_How to complete this task_
Retype the records exactly, with nothing added or dropped.

_Input data_
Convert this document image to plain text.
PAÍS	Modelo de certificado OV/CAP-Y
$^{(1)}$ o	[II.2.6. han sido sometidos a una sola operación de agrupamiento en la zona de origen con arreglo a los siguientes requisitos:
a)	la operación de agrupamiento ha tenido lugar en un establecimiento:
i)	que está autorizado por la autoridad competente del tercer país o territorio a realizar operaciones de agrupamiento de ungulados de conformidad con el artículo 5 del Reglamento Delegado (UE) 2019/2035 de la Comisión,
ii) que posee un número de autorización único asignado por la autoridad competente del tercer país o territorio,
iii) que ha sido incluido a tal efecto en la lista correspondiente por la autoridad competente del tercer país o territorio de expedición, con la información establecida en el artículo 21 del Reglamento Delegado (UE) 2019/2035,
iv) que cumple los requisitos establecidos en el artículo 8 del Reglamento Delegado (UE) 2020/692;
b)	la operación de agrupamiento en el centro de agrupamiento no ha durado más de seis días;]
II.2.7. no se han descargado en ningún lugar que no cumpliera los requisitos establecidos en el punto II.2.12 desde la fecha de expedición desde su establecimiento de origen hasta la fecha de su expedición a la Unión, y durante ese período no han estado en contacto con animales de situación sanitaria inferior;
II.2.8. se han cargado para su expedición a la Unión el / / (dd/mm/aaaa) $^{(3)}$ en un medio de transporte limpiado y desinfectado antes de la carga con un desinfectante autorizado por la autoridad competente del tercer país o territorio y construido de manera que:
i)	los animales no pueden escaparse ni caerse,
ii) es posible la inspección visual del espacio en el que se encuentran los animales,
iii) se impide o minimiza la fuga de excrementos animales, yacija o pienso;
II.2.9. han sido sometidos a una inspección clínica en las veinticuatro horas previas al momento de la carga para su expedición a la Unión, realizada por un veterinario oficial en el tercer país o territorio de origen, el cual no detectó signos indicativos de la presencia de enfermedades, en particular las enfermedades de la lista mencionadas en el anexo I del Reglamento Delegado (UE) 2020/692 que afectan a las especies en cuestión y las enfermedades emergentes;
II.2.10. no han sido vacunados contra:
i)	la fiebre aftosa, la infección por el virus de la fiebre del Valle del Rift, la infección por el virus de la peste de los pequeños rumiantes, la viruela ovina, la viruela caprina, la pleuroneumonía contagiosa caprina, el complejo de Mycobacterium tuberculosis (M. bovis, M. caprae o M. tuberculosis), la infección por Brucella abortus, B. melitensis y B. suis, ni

_Completed exercise_
Convert this document image to plain text.
PAÍS	Modelo de certificado OV/CAP-Y
$^{(1)}$ o	[II.2.6. han sido sometidos a una sola operación de agrupamiento en la zona de origen con arreglo a los siguientes requisitos:
a)	la operación de agrupamiento ha tenido lugar en un establecimiento:
i)	que está autorizado por la autoridad competente del tercer país o territorio a realizar operaciones de agrupamiento de ungulados de conformidad con el artículo 5 del Reglamento Delegado (UE) 2019/2035 de la Comisión,
ii) que posee un número de autorización único asignado por la autoridad competente del tercer país o territorio,
iii) que ha sido incluido a tal efecto en la lista correspondiente por la autoridad competente del tercer país o territorio de expedición, con la información establecida en el artículo 21 del Reglamento Delegado (UE) 2019/2035,
iv) que cumple los requisitos establecidos en el artículo 8 del Reglamento Delegado (UE) 2020/692;
b)	la operación de agrupamiento en el centro de agrupamiento no ha durado más de seis días;]
II.2.7. no se han descargado en ningún lugar que no cumpliera los requisitos establecidos en el punto II.2.12 desde la fecha de expedición desde su establecimiento de origen hasta la fecha de su expedición a la Unión, y durante ese período no han estado en contacto con animales de situación sanitaria inferior;
II.2.8. se han cargado para su expedición a la Unión el / / (dd/mm/aaaa) $^{(3)}$ en un medio de transporte limpiado y desinfectado antes de la carga con un desinfectante autorizado por la autoridad competente del tercer país o territorio y construido de manera que:
i)	los animales no pueden escaparse ni caerse,
ii) es posible la inspección visual del espacio en el que se encuentran los animales,
iii) se impide o minimiza la fuga de excrementos animales, yacija o pienso;
II.2.9. han sido sometidos a una inspección clínica en las veinticuatro horas previas al momento de la carga para su expedición a la Unión, realizada por un veterinario oficial en el tercer país o territorio de origen, el cual no detectó signos indicativos de la presencia de enfermedades, en particular las enfermedades de la lista mencionadas en el anexo I del Reglamento Delegado (UE) 2020/692 que afectan a las especies en cuestión y las enfermedades emergentes;
II.2.10. no han sido vacunados contra:
i)	la fiebre aftosa, la infección por el virus de la fiebre del Valle del Rift, la infección por el virus de la peste de los pequeños rumiantes, la viruela ovina, la viruela caprina, la pleuroneumonía contagiosa caprina, el complejo de Mycobacterium tuberculosis (M. bovis, M. caprae o M. tuberculosis), la infección por Brucella abortus, B. melitensis y B. suis, ni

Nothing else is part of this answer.